** Start of ENTRIES **

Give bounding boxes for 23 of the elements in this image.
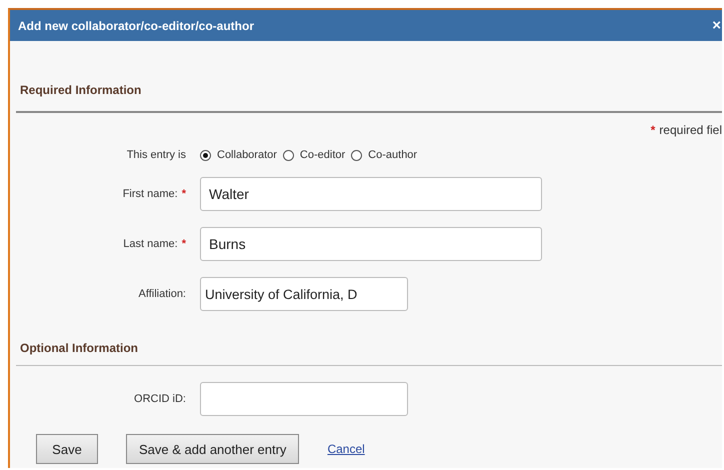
section-heading: Optional Information [16, 331, 722, 366]
field-label: This entry is [126, 149, 186, 161]
text-field[interactable]: University of California, D [200, 277, 408, 311]
section-heading: Required Information [16, 73, 722, 113]
form-button[interactable]: Save [36, 434, 98, 464]
field-label: Affiliation: [138, 288, 186, 300]
text-field[interactable]: Walter [200, 177, 542, 211]
text-field[interactable] [200, 382, 408, 416]
field-label: First name: [122, 188, 178, 200]
dialog-title: Add new collaborator/co-editor/co-author [18, 18, 254, 32]
field-label: Last name: [123, 238, 178, 250]
form-button[interactable]: Save & add another entry [126, 434, 300, 464]
required-mark: * [650, 123, 656, 137]
close-button[interactable]: × [712, 18, 721, 33]
radio-option[interactable]: Co-editor [282, 149, 346, 161]
required-mark: * [182, 188, 186, 200]
cancel-link[interactable]: Cancel [327, 442, 365, 456]
field-label: ORCID iD: [134, 393, 186, 405]
radio-option[interactable]: Collaborator [200, 149, 277, 161]
required-mark: * [182, 238, 186, 250]
text-field[interactable]: Burns [200, 227, 542, 261]
radio-option[interactable]: Co-author [351, 149, 418, 161]
required-note: required fiel [659, 123, 722, 137]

** End of ENTRIES **

REQUIRED TASK - Reproduce all of the lines above word for word, leaving out the picture.

FINISHED TASK -
Give bounding boxes for 23 of the elements in this image.
section-heading: Optional Information [16, 331, 722, 366]
field-label: This entry is [126, 149, 186, 161]
text-field[interactable]: University of California, D [200, 277, 408, 311]
section-heading: Required Information [16, 73, 722, 113]
form-button[interactable]: Save [36, 434, 98, 464]
field-label: Affiliation: [138, 288, 186, 300]
text-field[interactable]: Walter [200, 177, 542, 211]
text-field[interactable] [200, 382, 408, 416]
field-label: First name: [122, 188, 178, 200]
dialog-title: Add new collaborator/co-editor/co-author [18, 18, 254, 32]
field-label: Last name: [123, 238, 178, 250]
form-button[interactable]: Save & add another entry [126, 434, 300, 464]
required-mark: * [650, 123, 656, 137]
close-button[interactable]: × [712, 18, 721, 33]
radio-option[interactable]: Co-editor [282, 149, 346, 161]
required-mark: * [182, 188, 186, 200]
cancel-link[interactable]: Cancel [327, 442, 365, 456]
field-label: ORCID iD: [134, 393, 186, 405]
radio-option[interactable]: Collaborator [200, 149, 277, 161]
required-mark: * [182, 238, 186, 250]
text-field[interactable]: Burns [200, 227, 542, 261]
radio-option[interactable]: Co-author [351, 149, 418, 161]
required-note: required fiel [659, 123, 722, 137]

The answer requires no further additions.